*Given problem*
Collect each line of the entries that holds the string "this".
▼
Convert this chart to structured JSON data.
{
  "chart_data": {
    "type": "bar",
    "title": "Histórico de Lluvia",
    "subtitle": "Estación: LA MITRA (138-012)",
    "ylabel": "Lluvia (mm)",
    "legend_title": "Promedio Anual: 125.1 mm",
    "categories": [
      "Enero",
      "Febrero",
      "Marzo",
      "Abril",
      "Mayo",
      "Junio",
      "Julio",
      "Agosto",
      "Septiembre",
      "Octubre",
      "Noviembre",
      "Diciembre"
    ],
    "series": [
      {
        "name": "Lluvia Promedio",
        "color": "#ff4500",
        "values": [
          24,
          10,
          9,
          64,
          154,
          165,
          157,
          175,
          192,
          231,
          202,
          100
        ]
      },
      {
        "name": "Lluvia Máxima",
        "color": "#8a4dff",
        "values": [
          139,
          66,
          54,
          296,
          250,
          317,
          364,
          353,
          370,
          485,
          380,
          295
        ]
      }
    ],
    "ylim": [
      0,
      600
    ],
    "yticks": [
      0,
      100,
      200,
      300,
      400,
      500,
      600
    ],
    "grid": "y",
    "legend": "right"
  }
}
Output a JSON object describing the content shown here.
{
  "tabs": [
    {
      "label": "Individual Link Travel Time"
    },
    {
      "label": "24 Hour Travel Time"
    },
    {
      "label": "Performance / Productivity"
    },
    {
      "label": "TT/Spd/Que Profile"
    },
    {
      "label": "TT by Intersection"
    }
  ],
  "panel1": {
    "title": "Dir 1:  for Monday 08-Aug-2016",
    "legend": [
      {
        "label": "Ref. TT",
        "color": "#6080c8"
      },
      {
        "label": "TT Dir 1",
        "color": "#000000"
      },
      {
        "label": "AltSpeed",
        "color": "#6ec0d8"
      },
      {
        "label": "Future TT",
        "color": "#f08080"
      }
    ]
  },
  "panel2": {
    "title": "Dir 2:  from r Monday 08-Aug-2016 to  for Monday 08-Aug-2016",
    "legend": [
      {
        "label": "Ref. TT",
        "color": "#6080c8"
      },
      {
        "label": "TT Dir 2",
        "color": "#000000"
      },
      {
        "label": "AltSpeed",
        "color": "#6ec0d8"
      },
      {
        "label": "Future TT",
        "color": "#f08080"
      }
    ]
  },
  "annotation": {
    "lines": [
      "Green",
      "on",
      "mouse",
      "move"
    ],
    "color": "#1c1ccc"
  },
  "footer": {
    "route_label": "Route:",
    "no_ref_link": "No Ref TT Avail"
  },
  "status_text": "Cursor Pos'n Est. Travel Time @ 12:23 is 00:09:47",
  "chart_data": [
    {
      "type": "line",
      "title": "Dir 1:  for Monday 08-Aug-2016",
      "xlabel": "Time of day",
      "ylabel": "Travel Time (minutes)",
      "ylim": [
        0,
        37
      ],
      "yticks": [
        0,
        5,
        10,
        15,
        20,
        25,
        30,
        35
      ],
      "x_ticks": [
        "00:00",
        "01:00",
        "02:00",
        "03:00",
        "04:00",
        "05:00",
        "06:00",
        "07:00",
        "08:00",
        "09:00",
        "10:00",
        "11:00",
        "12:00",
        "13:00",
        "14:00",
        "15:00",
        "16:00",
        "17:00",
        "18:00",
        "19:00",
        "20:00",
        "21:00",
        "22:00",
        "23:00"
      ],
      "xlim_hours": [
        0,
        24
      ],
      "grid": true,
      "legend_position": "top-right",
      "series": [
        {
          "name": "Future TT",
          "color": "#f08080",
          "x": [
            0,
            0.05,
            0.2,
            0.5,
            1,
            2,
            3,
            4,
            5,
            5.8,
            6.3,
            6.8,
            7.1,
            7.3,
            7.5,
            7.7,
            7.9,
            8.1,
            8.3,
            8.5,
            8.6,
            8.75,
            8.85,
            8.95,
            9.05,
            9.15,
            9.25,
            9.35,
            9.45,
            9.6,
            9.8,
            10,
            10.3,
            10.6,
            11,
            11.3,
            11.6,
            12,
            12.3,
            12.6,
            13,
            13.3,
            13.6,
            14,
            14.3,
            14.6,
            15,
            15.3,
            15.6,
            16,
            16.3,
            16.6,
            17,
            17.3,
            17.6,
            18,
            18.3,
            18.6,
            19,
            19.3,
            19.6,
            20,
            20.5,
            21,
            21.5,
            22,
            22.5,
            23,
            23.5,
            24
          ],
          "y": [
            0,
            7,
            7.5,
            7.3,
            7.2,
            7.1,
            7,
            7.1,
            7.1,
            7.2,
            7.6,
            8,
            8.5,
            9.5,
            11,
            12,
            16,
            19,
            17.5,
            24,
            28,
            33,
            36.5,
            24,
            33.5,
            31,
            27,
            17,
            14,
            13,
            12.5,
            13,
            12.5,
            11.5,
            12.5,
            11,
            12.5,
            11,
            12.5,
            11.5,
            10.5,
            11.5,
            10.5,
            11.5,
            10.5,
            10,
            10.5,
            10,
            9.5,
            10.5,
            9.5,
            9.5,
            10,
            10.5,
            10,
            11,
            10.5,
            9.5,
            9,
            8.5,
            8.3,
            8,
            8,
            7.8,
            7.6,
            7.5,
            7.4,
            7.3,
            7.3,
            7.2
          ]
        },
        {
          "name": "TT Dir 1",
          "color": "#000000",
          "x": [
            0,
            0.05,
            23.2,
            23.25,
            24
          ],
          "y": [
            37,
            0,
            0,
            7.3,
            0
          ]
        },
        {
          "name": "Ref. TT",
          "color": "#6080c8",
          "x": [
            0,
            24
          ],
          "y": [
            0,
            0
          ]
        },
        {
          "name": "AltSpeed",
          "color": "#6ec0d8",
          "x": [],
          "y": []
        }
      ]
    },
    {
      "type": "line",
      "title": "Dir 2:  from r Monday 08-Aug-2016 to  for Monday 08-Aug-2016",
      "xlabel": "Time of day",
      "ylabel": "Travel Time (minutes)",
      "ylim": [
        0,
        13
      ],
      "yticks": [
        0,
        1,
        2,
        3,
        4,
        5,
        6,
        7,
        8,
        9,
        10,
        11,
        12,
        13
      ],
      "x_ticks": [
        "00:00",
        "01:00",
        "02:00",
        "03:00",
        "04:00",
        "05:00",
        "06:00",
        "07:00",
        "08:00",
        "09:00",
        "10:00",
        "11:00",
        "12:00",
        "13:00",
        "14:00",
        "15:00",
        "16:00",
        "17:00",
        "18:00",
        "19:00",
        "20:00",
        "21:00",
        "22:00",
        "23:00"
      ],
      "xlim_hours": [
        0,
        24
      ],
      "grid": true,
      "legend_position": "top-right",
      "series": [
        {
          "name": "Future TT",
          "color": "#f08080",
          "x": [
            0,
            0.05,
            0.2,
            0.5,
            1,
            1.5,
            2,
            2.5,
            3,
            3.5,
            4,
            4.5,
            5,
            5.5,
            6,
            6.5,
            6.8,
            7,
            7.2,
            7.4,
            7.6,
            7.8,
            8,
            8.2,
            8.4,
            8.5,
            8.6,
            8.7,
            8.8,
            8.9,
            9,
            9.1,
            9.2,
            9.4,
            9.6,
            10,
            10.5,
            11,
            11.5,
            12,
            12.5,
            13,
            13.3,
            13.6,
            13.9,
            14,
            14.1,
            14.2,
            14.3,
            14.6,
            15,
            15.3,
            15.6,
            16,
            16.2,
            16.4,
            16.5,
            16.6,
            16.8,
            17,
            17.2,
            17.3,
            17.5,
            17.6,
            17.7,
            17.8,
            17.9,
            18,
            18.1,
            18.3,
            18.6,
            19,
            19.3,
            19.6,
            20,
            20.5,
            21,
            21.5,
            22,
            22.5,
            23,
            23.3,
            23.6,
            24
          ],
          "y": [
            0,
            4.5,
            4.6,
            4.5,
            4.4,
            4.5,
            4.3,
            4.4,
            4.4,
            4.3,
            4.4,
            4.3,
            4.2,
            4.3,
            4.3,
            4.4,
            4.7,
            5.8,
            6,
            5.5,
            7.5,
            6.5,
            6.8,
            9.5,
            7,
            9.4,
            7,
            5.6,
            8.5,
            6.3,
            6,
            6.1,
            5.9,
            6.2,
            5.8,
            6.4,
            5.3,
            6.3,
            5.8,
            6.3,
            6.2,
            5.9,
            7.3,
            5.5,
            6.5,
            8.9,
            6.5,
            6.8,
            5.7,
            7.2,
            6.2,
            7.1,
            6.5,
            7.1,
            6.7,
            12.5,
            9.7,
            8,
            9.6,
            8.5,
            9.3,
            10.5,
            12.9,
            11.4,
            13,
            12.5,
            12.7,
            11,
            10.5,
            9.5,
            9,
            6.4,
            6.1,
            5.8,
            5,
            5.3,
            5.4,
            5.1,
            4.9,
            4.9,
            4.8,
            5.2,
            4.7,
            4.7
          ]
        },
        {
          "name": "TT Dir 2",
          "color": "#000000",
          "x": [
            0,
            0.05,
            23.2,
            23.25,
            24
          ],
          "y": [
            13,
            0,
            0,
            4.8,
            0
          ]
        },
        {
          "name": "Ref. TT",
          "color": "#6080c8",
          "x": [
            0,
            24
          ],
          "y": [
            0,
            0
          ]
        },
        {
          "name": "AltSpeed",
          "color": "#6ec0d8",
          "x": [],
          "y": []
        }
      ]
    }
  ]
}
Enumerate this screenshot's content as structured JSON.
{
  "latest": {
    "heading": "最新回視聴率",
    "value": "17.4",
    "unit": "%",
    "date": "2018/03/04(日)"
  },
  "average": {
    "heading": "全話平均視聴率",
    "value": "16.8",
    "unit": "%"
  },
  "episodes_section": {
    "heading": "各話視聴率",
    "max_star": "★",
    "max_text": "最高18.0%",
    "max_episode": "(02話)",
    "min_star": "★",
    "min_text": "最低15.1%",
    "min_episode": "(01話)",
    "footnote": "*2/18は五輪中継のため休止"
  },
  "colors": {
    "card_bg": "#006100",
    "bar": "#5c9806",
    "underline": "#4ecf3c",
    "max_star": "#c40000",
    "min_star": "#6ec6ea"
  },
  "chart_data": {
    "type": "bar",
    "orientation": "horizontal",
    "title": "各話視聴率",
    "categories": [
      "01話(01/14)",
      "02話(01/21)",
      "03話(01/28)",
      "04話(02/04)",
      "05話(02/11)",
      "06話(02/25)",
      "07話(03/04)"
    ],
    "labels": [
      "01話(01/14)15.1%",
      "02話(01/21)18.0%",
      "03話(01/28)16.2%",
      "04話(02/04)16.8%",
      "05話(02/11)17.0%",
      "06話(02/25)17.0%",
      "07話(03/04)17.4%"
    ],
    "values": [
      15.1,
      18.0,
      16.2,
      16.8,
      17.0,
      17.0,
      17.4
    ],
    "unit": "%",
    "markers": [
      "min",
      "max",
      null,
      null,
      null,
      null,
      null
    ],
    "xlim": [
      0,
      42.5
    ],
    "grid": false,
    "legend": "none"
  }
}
▲
*Output*
Convert this chart to structured JSON data.
Enumerate this screenshot's content as structured JSON.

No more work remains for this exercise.